#### Record set
* Start *

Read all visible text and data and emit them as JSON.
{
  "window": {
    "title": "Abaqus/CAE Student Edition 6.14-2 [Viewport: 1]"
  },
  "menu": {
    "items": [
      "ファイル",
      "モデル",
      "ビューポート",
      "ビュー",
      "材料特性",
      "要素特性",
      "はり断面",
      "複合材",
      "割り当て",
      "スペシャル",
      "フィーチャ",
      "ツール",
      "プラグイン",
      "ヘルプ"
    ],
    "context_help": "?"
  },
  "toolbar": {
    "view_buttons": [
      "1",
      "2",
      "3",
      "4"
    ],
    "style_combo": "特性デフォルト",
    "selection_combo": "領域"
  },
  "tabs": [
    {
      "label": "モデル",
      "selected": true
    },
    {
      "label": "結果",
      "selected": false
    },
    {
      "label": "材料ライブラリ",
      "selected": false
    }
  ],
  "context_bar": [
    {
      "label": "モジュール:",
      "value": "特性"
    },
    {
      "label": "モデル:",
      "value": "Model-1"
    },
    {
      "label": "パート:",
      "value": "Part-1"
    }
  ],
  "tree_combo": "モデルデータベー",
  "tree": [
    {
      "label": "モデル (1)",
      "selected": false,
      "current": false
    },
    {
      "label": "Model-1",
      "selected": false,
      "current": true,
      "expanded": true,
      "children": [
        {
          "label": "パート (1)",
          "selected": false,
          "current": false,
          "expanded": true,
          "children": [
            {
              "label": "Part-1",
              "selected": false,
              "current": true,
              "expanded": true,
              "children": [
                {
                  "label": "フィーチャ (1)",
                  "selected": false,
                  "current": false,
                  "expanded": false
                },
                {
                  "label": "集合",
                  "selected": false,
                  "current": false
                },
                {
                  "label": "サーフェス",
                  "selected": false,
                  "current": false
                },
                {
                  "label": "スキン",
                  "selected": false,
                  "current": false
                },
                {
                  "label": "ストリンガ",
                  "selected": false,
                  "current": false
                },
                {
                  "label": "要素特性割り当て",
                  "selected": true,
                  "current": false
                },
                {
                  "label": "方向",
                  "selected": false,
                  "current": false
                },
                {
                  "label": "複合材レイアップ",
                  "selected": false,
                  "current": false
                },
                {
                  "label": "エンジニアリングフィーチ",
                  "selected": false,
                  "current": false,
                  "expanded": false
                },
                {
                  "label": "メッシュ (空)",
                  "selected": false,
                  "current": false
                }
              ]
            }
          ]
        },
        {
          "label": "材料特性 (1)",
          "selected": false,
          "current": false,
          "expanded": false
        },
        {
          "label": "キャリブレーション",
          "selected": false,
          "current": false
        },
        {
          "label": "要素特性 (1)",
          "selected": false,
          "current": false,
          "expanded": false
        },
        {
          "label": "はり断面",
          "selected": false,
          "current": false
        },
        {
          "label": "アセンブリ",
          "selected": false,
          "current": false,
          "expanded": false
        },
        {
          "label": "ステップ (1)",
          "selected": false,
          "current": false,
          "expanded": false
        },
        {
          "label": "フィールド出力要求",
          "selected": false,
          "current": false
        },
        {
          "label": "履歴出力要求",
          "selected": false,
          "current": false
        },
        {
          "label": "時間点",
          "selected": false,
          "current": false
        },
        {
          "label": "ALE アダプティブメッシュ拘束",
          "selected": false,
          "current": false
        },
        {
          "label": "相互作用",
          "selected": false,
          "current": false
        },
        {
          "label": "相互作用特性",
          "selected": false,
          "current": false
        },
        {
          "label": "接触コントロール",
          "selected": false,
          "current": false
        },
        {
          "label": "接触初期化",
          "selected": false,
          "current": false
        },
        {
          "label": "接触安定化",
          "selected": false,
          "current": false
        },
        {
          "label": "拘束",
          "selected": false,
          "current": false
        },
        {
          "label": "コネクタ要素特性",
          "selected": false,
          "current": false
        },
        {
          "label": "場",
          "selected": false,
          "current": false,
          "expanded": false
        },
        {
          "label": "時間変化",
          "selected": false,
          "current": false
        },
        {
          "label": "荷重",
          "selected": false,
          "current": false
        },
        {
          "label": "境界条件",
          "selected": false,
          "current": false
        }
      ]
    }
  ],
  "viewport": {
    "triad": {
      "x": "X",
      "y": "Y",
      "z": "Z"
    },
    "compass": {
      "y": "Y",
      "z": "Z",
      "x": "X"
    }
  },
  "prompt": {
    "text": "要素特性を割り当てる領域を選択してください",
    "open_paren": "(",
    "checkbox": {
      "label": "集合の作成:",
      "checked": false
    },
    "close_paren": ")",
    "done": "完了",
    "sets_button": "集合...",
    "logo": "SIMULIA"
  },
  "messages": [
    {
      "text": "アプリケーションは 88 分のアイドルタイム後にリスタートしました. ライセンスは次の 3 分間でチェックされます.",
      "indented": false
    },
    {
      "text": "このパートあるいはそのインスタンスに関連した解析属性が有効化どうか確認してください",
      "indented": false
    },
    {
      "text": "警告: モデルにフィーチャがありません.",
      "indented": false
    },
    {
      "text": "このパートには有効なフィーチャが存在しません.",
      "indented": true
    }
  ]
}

* End *
* Start *

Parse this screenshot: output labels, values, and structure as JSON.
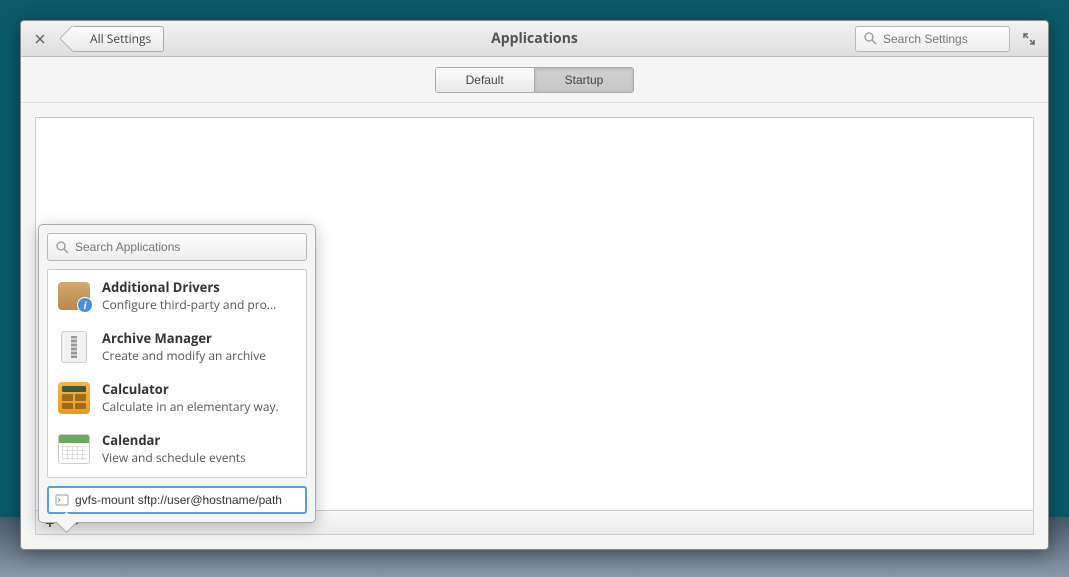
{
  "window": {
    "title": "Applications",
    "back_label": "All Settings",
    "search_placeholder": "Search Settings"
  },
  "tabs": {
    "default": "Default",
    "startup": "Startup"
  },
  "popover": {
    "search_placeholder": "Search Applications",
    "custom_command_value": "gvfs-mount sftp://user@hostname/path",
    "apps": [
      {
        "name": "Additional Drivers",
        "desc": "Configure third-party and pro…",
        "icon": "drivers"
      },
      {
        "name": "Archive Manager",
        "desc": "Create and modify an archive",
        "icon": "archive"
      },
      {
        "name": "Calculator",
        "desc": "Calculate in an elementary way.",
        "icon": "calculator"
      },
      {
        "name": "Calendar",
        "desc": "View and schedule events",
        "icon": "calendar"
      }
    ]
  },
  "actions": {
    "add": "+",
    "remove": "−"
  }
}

* End *

#### Task statement
Work out how many lines in the entries hold the string "icon". Your answer should consist solely of that number.

#### Complete response
4